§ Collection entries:
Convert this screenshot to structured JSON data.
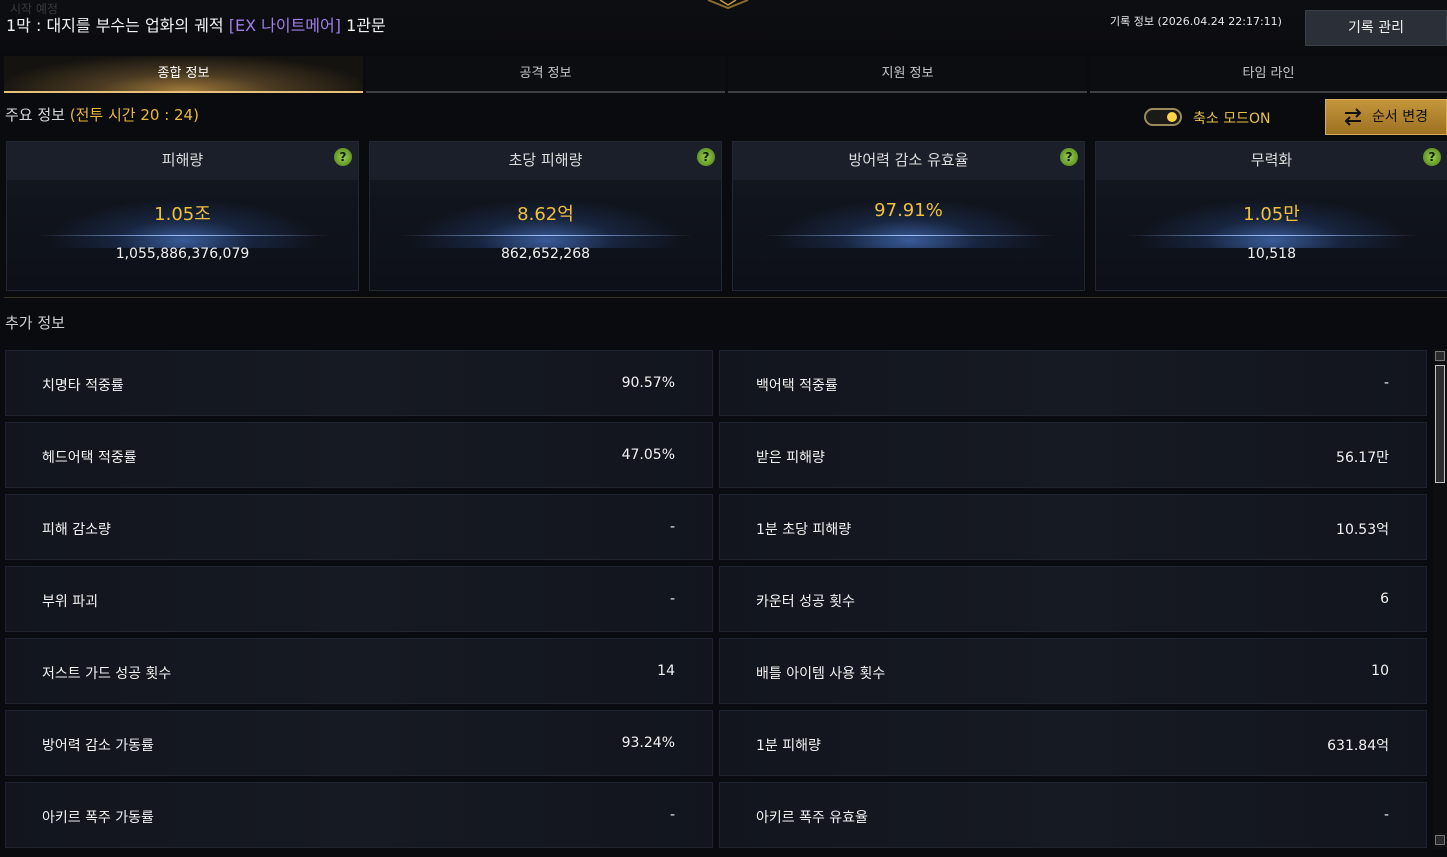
{
  "header": {
    "faded_text": "시작 예정",
    "title_prefix": "1막 : 대지를 부수는 업화의 궤적",
    "title_highlight": "[EX 나이트메어]",
    "title_suffix": "1관문",
    "record_info": "기록 정보 (2026.04.24 22:17:11)",
    "record_manage_label": "기록 관리"
  },
  "tabs": [
    {
      "label": "종합 정보",
      "active": true
    },
    {
      "label": "공격 정보",
      "active": false
    },
    {
      "label": "지원 정보",
      "active": false
    },
    {
      "label": "타임 라인",
      "active": false
    }
  ],
  "main_info": {
    "label": "주요 정보",
    "battle_time": "(전투 시간 20 : 24)",
    "toggle_label": "축소 모드ON",
    "toggle_on": true,
    "order_button": "순서 변경"
  },
  "cards": [
    {
      "title": "피해량",
      "main": "1.05조",
      "detail": "1,055,886,376,079"
    },
    {
      "title": "초당 피해량",
      "main": "8.62억",
      "detail": "862,652,268"
    },
    {
      "title": "방어력 감소 유효율",
      "main": "97.91%",
      "detail": ""
    },
    {
      "title": "무력화",
      "main": "1.05만",
      "detail": "10,518"
    }
  ],
  "extra_info": {
    "label": "추가 정보",
    "left": [
      {
        "label": "치명타 적중률",
        "value": "90.57%"
      },
      {
        "label": "헤드어택 적중률",
        "value": "47.05%"
      },
      {
        "label": "피해 감소량",
        "value": "-"
      },
      {
        "label": "부위 파괴",
        "value": "-"
      },
      {
        "label": "저스트 가드 성공 횟수",
        "value": "14"
      },
      {
        "label": "방어력 감소 가동률",
        "value": "93.24%"
      },
      {
        "label": "아키르 폭주 가동률",
        "value": "-"
      }
    ],
    "right": [
      {
        "label": "백어택 적중률",
        "value": "-"
      },
      {
        "label": "받은 피해량",
        "value": "56.17만"
      },
      {
        "label": "1분 초당 피해량",
        "value": "10.53억"
      },
      {
        "label": "카운터 성공 횟수",
        "value": "6"
      },
      {
        "label": "배틀 아이템 사용 횟수",
        "value": "10"
      },
      {
        "label": "1분 피해량",
        "value": "631.84억"
      },
      {
        "label": "아키르 폭주 유효율",
        "value": "-"
      }
    ]
  },
  "colors": {
    "accent_gold": "#e9b93a",
    "highlight_purple": "#a07de8",
    "background": "#0a0b0e"
  }
}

§ GIVEN TASK:
Each entry gets copied exactly; the pictures stay out.

§ SOLVED EXERCISE:
Convert this screenshot to structured JSON data.
{
  "header": {
    "faded_text": "시작 예정",
    "title_prefix": "1막 : 대지를 부수는 업화의 궤적",
    "title_highlight": "[EX 나이트메어]",
    "title_suffix": "1관문",
    "record_info": "기록 정보 (2026.04.24 22:17:11)",
    "record_manage_label": "기록 관리"
  },
  "tabs": [
    {
      "label": "종합 정보",
      "active": true
    },
    {
      "label": "공격 정보",
      "active": false
    },
    {
      "label": "지원 정보",
      "active": false
    },
    {
      "label": "타임 라인",
      "active": false
    }
  ],
  "main_info": {
    "label": "주요 정보",
    "battle_time": "(전투 시간 20 : 24)",
    "toggle_label": "축소 모드ON",
    "toggle_on": true,
    "order_button": "순서 변경"
  },
  "cards": [
    {
      "title": "피해량",
      "main": "1.05조",
      "detail": "1,055,886,376,079"
    },
    {
      "title": "초당 피해량",
      "main": "8.62억",
      "detail": "862,652,268"
    },
    {
      "title": "방어력 감소 유효율",
      "main": "97.91%",
      "detail": ""
    },
    {
      "title": "무력화",
      "main": "1.05만",
      "detail": "10,518"
    }
  ],
  "extra_info": {
    "label": "추가 정보",
    "left": [
      {
        "label": "치명타 적중률",
        "value": "90.57%"
      },
      {
        "label": "헤드어택 적중률",
        "value": "47.05%"
      },
      {
        "label": "피해 감소량",
        "value": "-"
      },
      {
        "label": "부위 파괴",
        "value": "-"
      },
      {
        "label": "저스트 가드 성공 횟수",
        "value": "14"
      },
      {
        "label": "방어력 감소 가동률",
        "value": "93.24%"
      },
      {
        "label": "아키르 폭주 가동률",
        "value": "-"
      }
    ],
    "right": [
      {
        "label": "백어택 적중률",
        "value": "-"
      },
      {
        "label": "받은 피해량",
        "value": "56.17만"
      },
      {
        "label": "1분 초당 피해량",
        "value": "10.53억"
      },
      {
        "label": "카운터 성공 횟수",
        "value": "6"
      },
      {
        "label": "배틀 아이템 사용 횟수",
        "value": "10"
      },
      {
        "label": "1분 피해량",
        "value": "631.84억"
      },
      {
        "label": "아키르 폭주 유효율",
        "value": "-"
      }
    ]
  },
  "colors": {
    "accent_gold": "#e9b93a",
    "highlight_purple": "#a07de8",
    "background": "#0a0b0e"
  }
}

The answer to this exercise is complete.